Data entries:
BEGIN
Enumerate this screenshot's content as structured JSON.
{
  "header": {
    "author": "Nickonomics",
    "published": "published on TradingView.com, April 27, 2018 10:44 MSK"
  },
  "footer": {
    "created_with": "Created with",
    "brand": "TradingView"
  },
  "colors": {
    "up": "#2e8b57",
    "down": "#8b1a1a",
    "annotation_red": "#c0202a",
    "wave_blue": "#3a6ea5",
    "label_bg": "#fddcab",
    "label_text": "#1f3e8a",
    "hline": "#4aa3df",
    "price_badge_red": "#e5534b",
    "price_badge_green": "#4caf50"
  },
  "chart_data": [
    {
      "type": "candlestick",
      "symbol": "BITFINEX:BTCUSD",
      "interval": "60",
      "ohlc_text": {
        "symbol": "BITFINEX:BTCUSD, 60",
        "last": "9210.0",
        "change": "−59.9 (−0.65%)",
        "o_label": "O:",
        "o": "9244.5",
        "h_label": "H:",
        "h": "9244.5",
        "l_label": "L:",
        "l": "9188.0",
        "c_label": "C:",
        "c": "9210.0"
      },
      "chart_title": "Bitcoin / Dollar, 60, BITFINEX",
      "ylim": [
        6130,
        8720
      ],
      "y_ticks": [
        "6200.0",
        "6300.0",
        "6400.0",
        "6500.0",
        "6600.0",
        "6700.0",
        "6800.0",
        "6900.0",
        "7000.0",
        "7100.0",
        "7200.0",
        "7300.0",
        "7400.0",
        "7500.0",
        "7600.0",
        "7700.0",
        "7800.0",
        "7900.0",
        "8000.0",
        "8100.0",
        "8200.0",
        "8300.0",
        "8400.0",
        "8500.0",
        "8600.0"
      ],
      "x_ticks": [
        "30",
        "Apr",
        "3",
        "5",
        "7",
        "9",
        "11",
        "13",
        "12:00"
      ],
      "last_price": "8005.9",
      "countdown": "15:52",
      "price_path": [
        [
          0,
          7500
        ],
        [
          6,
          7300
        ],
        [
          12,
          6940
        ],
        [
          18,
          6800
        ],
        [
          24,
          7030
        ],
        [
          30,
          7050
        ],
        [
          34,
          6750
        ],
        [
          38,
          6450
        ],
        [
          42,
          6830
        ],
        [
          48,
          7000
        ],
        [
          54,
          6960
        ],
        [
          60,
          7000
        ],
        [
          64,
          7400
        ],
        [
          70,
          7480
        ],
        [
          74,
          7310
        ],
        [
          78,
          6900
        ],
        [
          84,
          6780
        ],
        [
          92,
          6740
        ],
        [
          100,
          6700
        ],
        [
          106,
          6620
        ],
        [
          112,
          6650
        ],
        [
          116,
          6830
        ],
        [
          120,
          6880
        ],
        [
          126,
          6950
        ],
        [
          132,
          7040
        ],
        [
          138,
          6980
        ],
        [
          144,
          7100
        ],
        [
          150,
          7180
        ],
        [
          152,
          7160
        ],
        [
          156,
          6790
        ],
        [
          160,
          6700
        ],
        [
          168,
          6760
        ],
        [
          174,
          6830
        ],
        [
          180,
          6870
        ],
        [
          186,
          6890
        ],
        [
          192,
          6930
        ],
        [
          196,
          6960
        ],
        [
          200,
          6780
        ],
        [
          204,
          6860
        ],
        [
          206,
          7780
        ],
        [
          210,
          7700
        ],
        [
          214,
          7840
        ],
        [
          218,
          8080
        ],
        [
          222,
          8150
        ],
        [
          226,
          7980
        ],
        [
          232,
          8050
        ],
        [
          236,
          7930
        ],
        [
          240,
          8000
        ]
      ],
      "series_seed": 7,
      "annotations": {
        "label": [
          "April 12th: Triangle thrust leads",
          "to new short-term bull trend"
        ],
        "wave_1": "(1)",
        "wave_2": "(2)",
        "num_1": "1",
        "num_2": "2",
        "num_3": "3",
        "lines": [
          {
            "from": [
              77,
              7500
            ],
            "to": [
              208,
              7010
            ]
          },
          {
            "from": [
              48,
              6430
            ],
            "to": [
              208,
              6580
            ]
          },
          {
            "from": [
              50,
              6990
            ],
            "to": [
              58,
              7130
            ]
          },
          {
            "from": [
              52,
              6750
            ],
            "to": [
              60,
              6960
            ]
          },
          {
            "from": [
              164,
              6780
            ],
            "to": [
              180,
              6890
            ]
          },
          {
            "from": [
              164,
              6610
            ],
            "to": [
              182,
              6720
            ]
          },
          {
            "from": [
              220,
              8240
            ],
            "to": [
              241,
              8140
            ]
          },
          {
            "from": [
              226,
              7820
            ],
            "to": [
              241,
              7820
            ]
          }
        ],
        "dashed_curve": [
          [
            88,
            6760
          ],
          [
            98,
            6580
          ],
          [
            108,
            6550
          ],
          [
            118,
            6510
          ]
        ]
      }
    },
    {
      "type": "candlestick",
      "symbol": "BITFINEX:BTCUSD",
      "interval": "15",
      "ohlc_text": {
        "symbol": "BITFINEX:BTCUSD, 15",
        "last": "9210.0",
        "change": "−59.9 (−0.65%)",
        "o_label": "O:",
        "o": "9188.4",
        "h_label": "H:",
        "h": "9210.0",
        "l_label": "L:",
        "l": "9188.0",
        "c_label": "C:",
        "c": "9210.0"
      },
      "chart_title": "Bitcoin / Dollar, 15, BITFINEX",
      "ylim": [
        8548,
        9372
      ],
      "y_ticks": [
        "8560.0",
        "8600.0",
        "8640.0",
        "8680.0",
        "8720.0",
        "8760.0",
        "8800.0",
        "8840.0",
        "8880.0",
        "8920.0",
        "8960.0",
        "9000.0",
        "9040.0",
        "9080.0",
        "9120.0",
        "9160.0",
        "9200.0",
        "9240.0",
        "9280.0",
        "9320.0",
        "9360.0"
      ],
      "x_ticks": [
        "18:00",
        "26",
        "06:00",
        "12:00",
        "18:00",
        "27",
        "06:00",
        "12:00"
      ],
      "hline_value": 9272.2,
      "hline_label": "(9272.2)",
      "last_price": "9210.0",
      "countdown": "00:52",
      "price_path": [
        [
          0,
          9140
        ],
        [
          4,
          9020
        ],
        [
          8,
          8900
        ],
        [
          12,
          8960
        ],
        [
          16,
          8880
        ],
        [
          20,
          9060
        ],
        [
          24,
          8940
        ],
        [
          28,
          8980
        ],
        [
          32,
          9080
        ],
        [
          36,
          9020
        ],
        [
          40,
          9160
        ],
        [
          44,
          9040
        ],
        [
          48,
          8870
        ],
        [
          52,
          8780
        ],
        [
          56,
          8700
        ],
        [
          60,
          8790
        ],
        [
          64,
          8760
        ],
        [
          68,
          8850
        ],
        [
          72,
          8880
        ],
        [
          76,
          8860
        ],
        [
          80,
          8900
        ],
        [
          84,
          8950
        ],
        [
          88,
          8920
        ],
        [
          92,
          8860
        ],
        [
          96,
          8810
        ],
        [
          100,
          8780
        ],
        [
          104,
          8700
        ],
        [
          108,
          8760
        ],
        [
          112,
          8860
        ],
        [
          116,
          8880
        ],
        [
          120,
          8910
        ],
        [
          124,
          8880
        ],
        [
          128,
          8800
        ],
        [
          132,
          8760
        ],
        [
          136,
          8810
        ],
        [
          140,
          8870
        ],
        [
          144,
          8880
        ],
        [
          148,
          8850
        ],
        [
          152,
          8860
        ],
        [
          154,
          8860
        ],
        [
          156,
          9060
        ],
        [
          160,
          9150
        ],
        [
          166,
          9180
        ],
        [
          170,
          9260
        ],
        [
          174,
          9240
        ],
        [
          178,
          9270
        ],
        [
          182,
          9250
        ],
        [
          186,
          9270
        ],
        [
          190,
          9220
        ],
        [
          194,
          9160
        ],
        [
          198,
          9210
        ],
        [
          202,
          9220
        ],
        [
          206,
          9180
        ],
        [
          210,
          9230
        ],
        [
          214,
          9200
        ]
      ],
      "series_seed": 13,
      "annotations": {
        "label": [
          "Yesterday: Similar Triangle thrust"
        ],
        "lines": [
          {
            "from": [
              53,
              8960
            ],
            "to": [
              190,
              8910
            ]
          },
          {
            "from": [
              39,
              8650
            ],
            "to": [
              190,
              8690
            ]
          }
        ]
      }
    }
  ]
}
END
BEGIN
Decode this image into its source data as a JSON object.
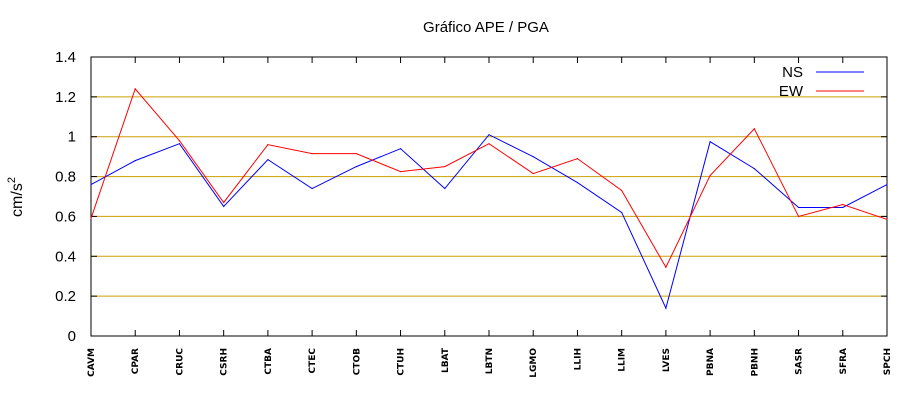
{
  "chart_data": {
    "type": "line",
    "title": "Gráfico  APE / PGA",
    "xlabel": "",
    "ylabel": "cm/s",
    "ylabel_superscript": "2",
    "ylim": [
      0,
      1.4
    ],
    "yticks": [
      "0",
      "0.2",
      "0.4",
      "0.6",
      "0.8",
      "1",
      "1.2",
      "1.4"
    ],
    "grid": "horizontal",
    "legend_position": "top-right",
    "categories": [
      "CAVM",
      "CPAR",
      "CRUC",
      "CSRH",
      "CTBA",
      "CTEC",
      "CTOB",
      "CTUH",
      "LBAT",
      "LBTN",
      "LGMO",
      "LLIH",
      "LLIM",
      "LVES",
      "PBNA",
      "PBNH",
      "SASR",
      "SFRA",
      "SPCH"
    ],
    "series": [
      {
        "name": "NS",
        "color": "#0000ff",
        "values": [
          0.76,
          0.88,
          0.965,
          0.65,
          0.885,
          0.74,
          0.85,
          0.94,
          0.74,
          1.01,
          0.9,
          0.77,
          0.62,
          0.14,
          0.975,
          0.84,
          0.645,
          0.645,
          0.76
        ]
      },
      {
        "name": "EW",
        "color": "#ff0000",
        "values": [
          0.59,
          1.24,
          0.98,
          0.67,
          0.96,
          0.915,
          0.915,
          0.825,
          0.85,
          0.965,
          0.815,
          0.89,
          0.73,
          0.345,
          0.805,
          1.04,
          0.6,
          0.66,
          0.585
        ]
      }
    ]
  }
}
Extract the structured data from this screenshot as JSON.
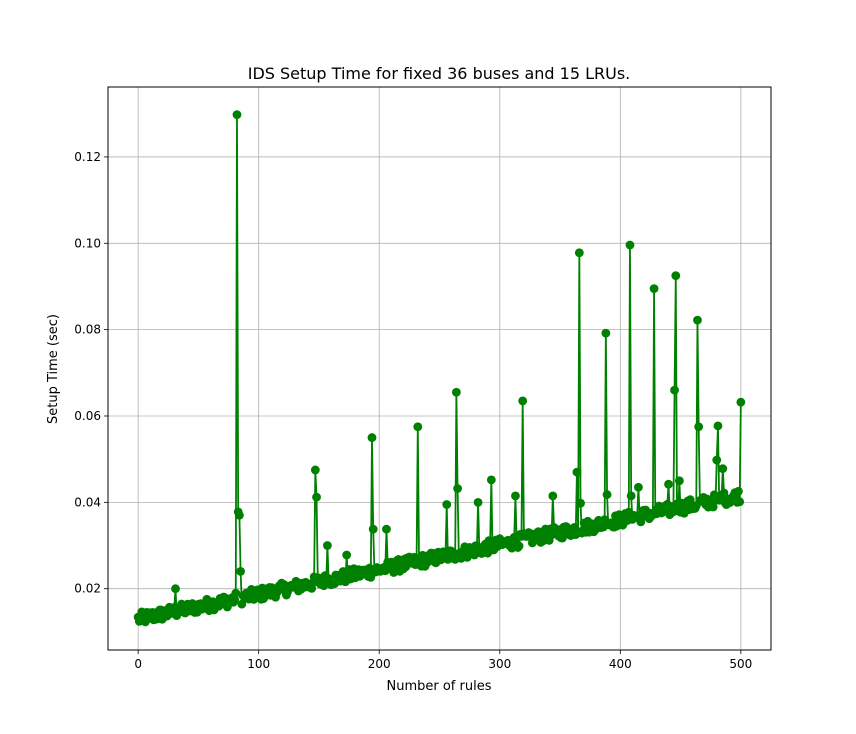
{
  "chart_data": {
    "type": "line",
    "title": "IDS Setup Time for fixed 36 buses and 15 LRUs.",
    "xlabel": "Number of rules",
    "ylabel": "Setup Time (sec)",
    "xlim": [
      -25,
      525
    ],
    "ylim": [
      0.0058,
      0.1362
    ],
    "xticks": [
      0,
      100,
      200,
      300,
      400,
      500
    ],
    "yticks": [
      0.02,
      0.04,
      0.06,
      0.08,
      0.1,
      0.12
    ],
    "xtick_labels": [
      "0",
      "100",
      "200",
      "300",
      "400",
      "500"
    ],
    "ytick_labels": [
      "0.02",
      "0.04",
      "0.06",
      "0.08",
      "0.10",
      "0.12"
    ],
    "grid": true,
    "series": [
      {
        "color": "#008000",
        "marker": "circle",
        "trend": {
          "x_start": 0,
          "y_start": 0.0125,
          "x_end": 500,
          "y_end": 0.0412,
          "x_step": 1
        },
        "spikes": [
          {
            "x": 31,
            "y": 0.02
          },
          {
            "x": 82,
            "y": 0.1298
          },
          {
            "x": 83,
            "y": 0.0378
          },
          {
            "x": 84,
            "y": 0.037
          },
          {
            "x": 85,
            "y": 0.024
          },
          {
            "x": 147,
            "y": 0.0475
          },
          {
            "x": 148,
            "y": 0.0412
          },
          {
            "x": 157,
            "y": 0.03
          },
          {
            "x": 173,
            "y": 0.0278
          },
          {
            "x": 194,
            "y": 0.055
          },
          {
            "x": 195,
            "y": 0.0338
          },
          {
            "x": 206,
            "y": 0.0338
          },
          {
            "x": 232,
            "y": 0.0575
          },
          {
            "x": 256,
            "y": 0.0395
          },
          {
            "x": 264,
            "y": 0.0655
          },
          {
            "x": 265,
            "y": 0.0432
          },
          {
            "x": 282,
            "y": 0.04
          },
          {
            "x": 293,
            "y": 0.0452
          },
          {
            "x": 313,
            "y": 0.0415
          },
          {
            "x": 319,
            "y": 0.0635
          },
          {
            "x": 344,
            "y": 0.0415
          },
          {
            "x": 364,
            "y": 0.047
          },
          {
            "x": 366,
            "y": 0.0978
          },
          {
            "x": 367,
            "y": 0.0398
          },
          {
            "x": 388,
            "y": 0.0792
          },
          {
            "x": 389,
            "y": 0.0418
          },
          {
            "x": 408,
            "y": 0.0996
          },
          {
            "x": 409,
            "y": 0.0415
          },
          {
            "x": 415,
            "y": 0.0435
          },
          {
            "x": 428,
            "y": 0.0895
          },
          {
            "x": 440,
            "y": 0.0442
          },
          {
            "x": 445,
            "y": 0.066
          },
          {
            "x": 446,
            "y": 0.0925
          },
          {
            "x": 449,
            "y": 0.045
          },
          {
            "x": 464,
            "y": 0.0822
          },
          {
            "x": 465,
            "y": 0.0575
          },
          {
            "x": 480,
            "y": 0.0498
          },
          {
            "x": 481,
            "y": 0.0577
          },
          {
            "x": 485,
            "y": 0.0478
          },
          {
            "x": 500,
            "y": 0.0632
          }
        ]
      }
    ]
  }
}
END
■ TASK OBJECTIVE ■
Report the number of lines that include the string "this"; return nothing but the count.

■ OUTPUT OF THE EXERCISE ■
3